#### Excerto do texto:
Diário do Alentejo

Lembrando João Honrado, no centenário do PCP

16 de março 2021 - 17:30

Francisca Bicho, professora de História

 

A 6 de março de 2021 passaram 100 anos sobre a criação do Partido Comunista Português (1921-2021), e a longa história de vida deste Partido justifica em absoluto que aqui se evoque essa data bem como o papel desempenhado pelo mesmo, em particular na resistência e luta contra a ditadura de Salazar e Caetano que, entre outros fatores, contribuiu em muito para a sua queda em 25 de Abril de 1974 e implementação da democracia, que permite hoje a muitos a atitude de procurar esquecer o que foi essa resistência.

 

O espaço destas linhas não permite, obviamente, uma análise da contextualização em que surgiu o PCP, nem dos anos de clandestinidade e luta, mas sendo que a sua história é feita de muitos homens e mulheres que resistiram, permitimo-nos lembrar João Honrado.

#### Excertos do material:
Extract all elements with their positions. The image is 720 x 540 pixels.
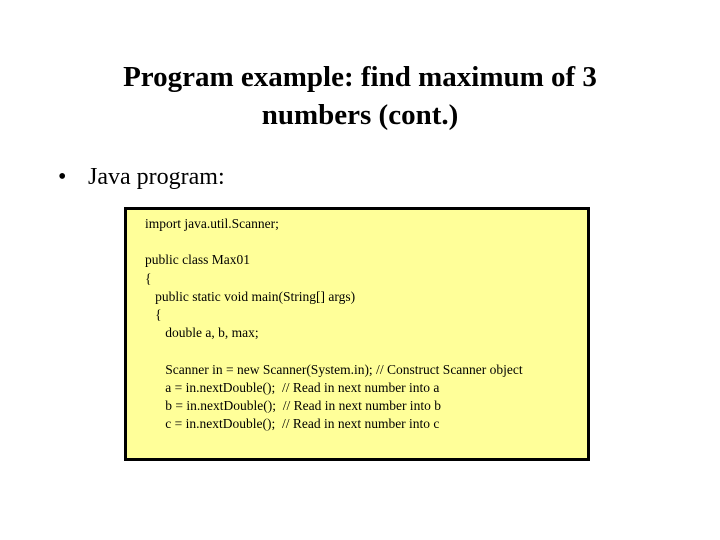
code-line	[145, 342, 523, 360]
code-line: b = in.nextDouble(); // Read in next number into b	[145, 397, 441, 413]
code-line: import java.util.Scanner;	[145, 216, 279, 231]
code-listing	[145, 215, 523, 433]
slide-title-line-1: Program example: find maximum of 3	[123, 61, 597, 93]
code-box	[124, 207, 590, 461]
code-line: Scanner in = new Scanner(System.in); // Construct Scanner object	[145, 361, 523, 377]
bullet-dot-icon: •	[58, 164, 67, 190]
code-line: a = in.nextDouble(); // Read in next number into a	[145, 379, 440, 395]
slide-title-line-2: numbers (cont.)	[261, 99, 459, 131]
code-line: {	[145, 306, 162, 322]
code-line: public class Max01	[145, 252, 250, 268]
code-line	[145, 233, 523, 251]
code-line: double a, b, max;	[145, 325, 259, 341]
bullet-text: Java program:	[88, 164, 225, 190]
code-line: {	[145, 270, 152, 286]
slide-title	[60, 58, 660, 134]
code-line: public static void main(String[] args)	[145, 288, 356, 304]
code-line: c = in.nextDouble(); // Read in next number into c	[145, 416, 440, 432]
bullet-item	[58, 162, 225, 192]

#### Trabalho a realizar:
1/ Reescreva o trecho do texto sobre o centenário do PCP que começa em "O espaço destas" e segue até "lembrar João Honrado.", substituindo "clandestinidade" por "ilegalidade".
2/ De acordo com o texto sobre o centenário do PCP, em que data se completaram 100 anos da criação do Partido Comunista Português?

#### Resultados:
1/
O espaço destas linhas não permite, obviamente, uma análise da contextualização em que surgiu o PCP, nem dos anos de ilegalidade e luta, mas sendo que a sua história é feita de muitos homens e mulheres que resistiram, permitimo-nos lembrar João Honrado.

2/ Em 6 de março de 2021.